What this task involves » Check each line of the records below and collect those holding "cigarette".

Material shown »

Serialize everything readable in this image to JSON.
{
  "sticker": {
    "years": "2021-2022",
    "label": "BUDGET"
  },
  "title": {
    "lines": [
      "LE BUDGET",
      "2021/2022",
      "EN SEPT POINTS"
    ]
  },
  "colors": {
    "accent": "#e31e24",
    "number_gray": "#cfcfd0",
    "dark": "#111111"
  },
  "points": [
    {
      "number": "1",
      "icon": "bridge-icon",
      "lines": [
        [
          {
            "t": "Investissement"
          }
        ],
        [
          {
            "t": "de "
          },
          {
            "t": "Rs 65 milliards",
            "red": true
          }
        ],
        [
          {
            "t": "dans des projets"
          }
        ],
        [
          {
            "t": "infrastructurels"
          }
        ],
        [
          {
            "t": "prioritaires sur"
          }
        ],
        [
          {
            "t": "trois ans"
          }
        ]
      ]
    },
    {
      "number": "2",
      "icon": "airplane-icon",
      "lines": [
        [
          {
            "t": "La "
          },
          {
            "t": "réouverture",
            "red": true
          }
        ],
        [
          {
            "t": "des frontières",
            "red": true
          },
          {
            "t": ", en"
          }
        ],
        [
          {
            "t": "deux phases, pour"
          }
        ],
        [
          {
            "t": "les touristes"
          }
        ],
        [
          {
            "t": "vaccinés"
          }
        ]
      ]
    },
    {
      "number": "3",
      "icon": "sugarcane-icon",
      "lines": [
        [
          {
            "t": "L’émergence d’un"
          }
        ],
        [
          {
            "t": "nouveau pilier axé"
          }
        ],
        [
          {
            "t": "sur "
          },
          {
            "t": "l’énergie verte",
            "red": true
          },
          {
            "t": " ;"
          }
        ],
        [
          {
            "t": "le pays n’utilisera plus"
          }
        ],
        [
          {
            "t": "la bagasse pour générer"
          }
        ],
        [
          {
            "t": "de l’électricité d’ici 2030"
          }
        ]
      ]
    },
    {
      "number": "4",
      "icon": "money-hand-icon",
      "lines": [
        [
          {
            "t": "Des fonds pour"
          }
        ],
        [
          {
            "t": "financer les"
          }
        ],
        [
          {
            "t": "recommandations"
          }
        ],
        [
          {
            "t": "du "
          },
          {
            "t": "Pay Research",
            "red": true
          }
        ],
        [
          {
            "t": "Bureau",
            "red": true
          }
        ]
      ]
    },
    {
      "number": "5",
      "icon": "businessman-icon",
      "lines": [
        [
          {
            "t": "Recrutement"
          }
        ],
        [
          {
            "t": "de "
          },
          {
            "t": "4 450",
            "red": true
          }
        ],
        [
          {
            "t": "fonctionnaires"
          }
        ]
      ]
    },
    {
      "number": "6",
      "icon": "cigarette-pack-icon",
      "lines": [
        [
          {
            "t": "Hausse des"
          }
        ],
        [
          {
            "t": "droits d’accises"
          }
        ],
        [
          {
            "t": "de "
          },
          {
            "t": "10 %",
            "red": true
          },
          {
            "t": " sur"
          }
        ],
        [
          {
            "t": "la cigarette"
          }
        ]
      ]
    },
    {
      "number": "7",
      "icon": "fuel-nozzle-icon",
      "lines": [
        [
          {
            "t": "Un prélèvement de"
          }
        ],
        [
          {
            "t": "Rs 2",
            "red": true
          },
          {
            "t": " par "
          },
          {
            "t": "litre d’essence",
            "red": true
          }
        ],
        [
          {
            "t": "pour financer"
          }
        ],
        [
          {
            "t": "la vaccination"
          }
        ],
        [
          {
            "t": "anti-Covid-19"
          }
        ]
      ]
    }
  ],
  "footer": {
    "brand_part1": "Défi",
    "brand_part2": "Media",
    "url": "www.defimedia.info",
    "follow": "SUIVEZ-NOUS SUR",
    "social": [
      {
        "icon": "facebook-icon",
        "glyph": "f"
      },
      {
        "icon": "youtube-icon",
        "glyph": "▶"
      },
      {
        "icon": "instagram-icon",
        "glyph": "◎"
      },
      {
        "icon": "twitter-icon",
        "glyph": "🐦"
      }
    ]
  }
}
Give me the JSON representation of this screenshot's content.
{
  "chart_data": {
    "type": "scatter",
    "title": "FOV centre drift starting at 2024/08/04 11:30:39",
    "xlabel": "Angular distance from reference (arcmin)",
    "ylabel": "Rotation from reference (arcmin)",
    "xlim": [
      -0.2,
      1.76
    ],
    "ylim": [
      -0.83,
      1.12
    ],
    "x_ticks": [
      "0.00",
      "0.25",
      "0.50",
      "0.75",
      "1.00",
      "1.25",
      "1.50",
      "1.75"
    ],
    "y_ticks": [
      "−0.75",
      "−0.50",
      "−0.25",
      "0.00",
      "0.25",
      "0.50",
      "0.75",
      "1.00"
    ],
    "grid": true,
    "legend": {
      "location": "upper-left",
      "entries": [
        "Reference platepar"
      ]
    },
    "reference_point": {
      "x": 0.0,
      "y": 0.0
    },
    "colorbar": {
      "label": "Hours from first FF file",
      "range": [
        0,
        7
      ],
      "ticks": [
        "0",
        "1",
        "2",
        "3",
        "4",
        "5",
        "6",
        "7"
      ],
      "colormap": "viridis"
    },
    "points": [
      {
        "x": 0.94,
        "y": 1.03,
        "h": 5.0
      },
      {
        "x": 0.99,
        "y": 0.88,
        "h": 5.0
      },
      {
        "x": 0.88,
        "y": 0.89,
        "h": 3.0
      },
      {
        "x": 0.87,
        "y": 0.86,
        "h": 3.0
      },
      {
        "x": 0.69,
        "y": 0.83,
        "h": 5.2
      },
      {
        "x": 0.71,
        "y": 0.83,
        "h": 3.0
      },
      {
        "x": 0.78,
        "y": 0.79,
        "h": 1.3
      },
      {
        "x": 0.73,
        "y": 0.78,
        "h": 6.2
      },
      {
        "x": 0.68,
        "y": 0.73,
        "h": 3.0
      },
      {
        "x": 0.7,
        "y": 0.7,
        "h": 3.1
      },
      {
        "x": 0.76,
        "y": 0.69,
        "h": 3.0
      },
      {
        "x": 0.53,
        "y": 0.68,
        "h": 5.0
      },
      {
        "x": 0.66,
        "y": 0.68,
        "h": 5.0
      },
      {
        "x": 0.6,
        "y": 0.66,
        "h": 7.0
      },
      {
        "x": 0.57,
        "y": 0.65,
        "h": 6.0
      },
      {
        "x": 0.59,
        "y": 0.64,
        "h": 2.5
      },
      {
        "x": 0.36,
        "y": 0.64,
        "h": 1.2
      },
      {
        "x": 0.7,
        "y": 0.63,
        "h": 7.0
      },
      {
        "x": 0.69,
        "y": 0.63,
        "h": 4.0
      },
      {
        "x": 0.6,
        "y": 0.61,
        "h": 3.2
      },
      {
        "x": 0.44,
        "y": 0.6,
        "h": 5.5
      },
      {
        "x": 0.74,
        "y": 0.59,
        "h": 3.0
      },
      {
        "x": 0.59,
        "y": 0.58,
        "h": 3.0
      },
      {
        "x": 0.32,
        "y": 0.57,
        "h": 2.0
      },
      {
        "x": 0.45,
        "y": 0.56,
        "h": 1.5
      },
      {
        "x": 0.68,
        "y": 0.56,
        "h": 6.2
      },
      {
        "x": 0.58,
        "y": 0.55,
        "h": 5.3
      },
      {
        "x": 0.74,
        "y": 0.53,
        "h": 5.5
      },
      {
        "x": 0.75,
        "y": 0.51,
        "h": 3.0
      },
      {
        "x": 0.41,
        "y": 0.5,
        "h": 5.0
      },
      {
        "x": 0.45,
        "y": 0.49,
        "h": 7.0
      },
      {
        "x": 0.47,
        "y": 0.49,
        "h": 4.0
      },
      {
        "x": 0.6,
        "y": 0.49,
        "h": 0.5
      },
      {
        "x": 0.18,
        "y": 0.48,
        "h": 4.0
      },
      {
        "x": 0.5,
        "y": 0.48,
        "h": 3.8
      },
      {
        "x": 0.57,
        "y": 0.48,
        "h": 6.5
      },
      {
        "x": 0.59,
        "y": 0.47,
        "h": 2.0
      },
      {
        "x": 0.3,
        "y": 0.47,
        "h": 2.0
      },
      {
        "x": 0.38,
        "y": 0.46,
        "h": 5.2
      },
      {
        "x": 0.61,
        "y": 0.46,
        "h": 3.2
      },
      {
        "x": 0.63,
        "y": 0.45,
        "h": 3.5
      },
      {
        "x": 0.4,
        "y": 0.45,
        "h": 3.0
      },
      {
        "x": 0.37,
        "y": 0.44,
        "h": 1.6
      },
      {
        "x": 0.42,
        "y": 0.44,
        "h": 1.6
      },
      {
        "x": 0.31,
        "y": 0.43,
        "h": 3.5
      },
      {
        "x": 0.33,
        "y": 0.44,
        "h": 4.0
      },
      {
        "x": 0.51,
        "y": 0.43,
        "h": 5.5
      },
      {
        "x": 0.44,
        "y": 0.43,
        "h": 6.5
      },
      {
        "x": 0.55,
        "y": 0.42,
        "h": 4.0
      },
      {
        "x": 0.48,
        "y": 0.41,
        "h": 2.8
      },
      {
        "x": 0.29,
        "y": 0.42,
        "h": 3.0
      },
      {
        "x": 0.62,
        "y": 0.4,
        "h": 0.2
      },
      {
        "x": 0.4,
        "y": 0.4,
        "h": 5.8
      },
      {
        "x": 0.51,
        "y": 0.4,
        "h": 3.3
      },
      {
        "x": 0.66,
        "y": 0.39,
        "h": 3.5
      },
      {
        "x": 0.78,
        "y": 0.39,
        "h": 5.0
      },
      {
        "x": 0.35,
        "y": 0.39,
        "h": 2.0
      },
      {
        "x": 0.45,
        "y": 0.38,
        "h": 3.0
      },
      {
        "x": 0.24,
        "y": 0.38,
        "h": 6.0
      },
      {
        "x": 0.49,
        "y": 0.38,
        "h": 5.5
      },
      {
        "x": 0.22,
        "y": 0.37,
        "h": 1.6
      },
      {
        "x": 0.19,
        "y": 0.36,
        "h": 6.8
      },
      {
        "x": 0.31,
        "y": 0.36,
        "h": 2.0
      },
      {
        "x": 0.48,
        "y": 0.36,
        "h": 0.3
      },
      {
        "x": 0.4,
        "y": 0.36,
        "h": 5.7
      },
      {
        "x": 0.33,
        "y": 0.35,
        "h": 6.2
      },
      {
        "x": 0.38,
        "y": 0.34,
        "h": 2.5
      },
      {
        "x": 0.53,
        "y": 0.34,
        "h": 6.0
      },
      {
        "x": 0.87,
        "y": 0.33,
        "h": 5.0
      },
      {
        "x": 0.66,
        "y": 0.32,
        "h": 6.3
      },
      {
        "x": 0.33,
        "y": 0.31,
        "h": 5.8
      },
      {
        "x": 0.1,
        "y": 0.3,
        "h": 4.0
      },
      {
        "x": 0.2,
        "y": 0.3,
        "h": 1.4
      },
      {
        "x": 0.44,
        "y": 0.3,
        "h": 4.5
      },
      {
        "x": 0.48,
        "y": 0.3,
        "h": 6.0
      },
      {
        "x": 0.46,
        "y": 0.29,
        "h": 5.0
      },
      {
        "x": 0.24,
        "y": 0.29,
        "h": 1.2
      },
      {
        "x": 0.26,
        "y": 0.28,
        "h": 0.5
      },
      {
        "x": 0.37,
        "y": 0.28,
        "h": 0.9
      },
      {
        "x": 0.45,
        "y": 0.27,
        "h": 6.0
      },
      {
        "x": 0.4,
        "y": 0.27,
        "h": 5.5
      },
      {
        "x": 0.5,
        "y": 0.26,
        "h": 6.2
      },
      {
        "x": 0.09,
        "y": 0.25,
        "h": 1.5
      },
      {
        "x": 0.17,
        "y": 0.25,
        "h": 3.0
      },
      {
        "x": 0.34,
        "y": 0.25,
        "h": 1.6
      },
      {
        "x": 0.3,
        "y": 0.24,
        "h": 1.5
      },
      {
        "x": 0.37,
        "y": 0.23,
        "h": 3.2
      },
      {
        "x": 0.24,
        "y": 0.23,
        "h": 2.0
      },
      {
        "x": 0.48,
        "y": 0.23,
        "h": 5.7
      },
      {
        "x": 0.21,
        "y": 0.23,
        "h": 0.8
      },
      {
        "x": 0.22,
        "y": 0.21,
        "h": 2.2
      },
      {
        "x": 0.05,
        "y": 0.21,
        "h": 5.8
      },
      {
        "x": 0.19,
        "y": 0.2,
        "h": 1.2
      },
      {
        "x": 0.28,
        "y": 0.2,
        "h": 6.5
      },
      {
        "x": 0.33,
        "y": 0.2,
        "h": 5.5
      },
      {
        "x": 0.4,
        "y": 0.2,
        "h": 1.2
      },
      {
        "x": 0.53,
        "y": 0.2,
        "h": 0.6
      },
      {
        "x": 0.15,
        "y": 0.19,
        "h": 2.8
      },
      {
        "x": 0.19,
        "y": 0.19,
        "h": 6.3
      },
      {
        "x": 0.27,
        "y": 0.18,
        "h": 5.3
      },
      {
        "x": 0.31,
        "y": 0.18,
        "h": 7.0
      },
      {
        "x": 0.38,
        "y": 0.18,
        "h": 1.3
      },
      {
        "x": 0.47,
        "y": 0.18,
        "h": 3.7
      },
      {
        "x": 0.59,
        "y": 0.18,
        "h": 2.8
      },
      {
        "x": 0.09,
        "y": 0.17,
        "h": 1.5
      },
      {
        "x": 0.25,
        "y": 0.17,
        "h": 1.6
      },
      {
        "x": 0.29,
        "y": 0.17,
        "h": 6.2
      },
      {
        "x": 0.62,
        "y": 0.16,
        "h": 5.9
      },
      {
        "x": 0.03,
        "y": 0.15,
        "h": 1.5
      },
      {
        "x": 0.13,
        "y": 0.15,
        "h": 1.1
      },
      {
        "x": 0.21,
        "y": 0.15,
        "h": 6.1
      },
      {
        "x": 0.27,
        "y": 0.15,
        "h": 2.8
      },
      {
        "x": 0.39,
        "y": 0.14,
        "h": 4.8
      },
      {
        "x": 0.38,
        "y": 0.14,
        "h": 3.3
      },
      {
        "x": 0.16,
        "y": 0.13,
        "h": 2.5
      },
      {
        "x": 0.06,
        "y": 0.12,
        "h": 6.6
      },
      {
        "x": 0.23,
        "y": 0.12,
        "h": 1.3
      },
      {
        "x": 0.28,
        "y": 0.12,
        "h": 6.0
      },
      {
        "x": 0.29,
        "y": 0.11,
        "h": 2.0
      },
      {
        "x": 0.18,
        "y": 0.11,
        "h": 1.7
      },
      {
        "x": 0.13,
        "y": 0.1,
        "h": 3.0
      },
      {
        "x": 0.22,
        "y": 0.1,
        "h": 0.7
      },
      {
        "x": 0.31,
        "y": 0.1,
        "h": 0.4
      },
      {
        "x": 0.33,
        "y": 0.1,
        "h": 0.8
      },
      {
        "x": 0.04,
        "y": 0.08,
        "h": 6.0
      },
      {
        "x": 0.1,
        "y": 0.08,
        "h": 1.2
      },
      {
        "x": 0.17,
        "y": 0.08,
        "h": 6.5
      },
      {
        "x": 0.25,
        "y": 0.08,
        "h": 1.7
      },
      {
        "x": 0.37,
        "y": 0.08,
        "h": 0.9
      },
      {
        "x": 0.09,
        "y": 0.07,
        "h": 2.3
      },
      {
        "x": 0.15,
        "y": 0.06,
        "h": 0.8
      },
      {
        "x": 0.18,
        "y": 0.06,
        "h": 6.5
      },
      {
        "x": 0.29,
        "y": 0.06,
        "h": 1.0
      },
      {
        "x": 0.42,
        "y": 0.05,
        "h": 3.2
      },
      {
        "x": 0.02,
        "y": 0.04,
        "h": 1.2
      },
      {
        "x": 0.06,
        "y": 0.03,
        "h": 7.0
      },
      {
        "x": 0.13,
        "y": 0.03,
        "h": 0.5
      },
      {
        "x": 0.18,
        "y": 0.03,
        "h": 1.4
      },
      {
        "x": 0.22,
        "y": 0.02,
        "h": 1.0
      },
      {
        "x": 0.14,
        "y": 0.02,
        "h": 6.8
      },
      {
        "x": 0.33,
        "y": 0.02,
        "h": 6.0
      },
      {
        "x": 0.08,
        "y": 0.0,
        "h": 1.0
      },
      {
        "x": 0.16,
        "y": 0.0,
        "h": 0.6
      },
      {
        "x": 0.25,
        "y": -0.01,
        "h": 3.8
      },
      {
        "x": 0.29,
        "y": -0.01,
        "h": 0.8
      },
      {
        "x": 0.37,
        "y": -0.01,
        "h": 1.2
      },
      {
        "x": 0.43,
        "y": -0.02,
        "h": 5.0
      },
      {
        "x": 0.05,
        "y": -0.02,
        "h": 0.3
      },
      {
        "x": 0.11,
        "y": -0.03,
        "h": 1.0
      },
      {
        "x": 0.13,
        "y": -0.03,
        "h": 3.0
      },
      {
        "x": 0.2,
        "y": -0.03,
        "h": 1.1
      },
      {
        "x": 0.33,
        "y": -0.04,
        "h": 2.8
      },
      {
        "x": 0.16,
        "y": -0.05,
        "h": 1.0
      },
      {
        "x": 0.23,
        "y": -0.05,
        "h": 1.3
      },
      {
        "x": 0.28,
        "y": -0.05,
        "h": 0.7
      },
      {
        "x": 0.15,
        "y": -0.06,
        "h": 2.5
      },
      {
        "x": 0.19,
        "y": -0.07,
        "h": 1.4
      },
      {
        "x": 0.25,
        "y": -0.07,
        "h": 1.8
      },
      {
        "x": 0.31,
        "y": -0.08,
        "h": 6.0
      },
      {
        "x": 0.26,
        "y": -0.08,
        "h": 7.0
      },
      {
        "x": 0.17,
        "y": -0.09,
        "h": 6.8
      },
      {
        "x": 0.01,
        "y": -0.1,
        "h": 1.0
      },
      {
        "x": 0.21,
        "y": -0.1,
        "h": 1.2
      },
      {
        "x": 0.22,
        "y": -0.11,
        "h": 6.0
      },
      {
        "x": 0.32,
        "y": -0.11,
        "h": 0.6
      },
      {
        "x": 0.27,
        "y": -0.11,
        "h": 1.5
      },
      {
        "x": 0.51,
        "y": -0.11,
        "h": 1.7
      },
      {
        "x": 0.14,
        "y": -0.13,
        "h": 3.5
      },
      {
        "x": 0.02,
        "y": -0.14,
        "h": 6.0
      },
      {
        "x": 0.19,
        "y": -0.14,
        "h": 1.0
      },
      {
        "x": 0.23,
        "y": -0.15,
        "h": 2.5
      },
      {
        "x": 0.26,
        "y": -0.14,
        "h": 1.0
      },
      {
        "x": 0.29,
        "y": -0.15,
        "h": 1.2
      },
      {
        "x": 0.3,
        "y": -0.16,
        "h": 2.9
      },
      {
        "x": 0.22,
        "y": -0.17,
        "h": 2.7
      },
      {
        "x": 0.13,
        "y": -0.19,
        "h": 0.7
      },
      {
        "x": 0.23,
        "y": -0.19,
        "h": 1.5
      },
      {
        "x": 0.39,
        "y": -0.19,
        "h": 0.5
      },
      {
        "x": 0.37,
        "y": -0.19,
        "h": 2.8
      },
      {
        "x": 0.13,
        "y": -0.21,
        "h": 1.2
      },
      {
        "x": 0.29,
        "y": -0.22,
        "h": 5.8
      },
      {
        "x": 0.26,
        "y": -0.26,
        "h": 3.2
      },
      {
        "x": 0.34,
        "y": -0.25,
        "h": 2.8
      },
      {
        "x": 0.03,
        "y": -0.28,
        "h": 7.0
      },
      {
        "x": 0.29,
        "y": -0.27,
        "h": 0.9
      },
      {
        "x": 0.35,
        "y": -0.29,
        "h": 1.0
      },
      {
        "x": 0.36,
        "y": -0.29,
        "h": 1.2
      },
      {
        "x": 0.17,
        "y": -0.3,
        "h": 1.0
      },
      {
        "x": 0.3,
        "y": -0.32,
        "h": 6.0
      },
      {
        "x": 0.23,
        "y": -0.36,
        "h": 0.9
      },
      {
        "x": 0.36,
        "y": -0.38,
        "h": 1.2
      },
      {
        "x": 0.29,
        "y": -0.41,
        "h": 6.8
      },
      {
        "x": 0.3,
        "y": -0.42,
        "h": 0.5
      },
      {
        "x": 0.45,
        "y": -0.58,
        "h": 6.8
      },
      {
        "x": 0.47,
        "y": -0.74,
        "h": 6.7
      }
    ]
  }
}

Complete output »
      "icon": "cigarette-pack-icon",
            "t": "la cigarette"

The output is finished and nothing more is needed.